The complete data, repeated exactly, should form your response.

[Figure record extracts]
-- Opening Marker --
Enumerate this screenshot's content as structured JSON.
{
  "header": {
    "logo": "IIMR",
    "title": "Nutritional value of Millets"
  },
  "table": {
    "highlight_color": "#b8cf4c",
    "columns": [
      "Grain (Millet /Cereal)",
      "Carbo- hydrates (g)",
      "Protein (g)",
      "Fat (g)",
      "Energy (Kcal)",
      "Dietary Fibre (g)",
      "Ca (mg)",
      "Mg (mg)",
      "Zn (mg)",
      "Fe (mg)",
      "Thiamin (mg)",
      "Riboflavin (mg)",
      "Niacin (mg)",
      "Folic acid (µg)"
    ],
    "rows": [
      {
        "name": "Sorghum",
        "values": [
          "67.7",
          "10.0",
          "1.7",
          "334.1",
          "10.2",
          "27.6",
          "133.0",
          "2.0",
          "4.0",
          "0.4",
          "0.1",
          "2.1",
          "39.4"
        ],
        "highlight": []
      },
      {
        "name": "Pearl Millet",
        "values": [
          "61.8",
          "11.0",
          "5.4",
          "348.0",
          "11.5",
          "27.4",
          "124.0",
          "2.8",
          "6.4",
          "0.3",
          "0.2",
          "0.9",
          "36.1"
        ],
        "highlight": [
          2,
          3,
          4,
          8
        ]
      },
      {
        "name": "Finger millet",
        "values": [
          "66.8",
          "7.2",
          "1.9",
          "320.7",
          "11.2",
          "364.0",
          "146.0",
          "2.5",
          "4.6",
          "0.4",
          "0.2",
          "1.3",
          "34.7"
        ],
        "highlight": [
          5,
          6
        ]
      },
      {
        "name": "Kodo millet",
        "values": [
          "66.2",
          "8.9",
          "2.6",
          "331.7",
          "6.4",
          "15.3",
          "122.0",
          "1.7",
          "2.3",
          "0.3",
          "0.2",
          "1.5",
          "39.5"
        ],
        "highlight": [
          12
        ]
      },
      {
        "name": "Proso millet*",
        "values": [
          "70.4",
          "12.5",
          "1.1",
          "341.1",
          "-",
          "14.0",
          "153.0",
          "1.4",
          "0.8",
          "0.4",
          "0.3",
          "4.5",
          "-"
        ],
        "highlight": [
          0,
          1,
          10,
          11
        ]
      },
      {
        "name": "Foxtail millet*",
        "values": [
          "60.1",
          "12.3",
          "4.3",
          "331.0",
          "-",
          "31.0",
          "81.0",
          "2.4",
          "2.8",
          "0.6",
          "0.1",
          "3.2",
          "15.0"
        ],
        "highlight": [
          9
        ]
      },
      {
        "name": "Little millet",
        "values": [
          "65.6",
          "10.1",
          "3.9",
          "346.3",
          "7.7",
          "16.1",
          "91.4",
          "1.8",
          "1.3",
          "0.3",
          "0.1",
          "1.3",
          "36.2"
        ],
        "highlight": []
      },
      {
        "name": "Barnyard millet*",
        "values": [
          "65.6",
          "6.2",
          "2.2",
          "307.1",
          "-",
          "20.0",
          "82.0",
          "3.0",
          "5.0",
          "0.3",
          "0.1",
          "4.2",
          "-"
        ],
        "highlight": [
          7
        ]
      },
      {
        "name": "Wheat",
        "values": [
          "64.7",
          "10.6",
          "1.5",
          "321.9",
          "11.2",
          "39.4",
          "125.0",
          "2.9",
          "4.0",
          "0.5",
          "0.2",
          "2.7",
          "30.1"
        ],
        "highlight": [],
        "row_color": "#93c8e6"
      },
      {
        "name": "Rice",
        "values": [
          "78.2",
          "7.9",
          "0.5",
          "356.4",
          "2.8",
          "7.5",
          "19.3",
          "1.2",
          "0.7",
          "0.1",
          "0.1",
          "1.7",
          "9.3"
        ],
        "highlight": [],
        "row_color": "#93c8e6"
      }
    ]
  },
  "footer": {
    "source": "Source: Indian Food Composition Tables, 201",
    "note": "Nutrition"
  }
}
-- Closing Marker --
TASK OUTPUT
Enumerate this screenshot's content as structured JSON.
{
  "header": {
    "logo": "IIMR",
    "title": "Nutritional value of Millets"
  },
  "table": {
    "highlight_color": "#b8cf4c",
    "columns": [
      "Grain (Millet /Cereal)",
      "Carbo- hydrates (g)",
      "Protein (g)",
      "Fat (g)",
      "Energy (Kcal)",
      "Dietary Fibre (g)",
      "Ca (mg)",
      "Mg (mg)",
      "Zn (mg)",
      "Fe (mg)",
      "Thiamin (mg)",
      "Riboflavin (mg)",
      "Niacin (mg)",
      "Folic acid (µg)"
    ],
    "rows": [
      {
        "name": "Sorghum",
        "values": [
          "67.7",
          "10.0",
          "1.7",
          "334.1",
          "10.2",
          "27.6",
          "133.0",
          "2.0",
          "4.0",
          "0.4",
          "0.1",
          "2.1",
          "39.4"
        ],
        "highlight": []
      },
      {
        "name": "Pearl Millet",
        "values": [
          "61.8",
          "11.0",
          "5.4",
          "348.0",
          "11.5",
          "27.4",
          "124.0",
          "2.8",
          "6.4",
          "0.3",
          "0.2",
          "0.9",
          "36.1"
        ],
        "highlight": [
          2,
          3,
          4,
          8
        ]
      },
      {
        "name": "Finger millet",
        "values": [
          "66.8",
          "7.2",
          "1.9",
          "320.7",
          "11.2",
          "364.0",
          "146.0",
          "2.5",
          "4.6",
          "0.4",
          "0.2",
          "1.3",
          "34.7"
        ],
        "highlight": [
          5,
          6
        ]
      },
      {
        "name": "Kodo millet",
        "values": [
          "66.2",
          "8.9",
          "2.6",
          "331.7",
          "6.4",
          "15.3",
          "122.0",
          "1.7",
          "2.3",
          "0.3",
          "0.2",
          "1.5",
          "39.5"
        ],
        "highlight": [
          12
        ]
      },
      {
        "name": "Proso millet*",
        "values": [
          "70.4",
          "12.5",
          "1.1",
          "341.1",
          "-",
          "14.0",
          "153.0",
          "1.4",
          "0.8",
          "0.4",
          "0.3",
          "4.5",
          "-"
        ],
        "highlight": [
          0,
          1,
          10,
          11
        ]
      },
      {
        "name": "Foxtail millet*",
        "values": [
          "60.1",
          "12.3",
          "4.3",
          "331.0",
          "-",
          "31.0",
          "81.0",
          "2.4",
          "2.8",
          "0.6",
          "0.1",
          "3.2",
          "15.0"
        ],
        "highlight": [
          9
        ]
      },
      {
        "name": "Little millet",
        "values": [
          "65.6",
          "10.1",
          "3.9",
          "346.3",
          "7.7",
          "16.1",
          "91.4",
          "1.8",
          "1.3",
          "0.3",
          "0.1",
          "1.3",
          "36.2"
        ],
        "highlight": []
      },
      {
        "name": "Barnyard millet*",
        "values": [
          "65.6",
          "6.2",
          "2.2",
          "307.1",
          "-",
          "20.0",
          "82.0",
          "3.0",
          "5.0",
          "0.3",
          "0.1",
          "4.2",
          "-"
        ],
        "highlight": [
          7
        ]
      },
      {
        "name": "Wheat",
        "values": [
          "64.7",
          "10.6",
          "1.5",
          "321.9",
          "11.2",
          "39.4",
          "125.0",
          "2.9",
          "4.0",
          "0.5",
          "0.2",
          "2.7",
          "30.1"
        ],
        "highlight": [],
        "row_color": "#93c8e6"
      },
      {
        "name": "Rice",
        "values": [
          "78.2",
          "7.9",
          "0.5",
          "356.4",
          "2.8",
          "7.5",
          "19.3",
          "1.2",
          "0.7",
          "0.1",
          "0.1",
          "1.7",
          "9.3"
        ],
        "highlight": [],
        "row_color": "#93c8e6"
      }
    ]
  },
  "footer": {
    "source": "Source: Indian Food Composition Tables, 201",
    "note": "Nutrition"
  }
}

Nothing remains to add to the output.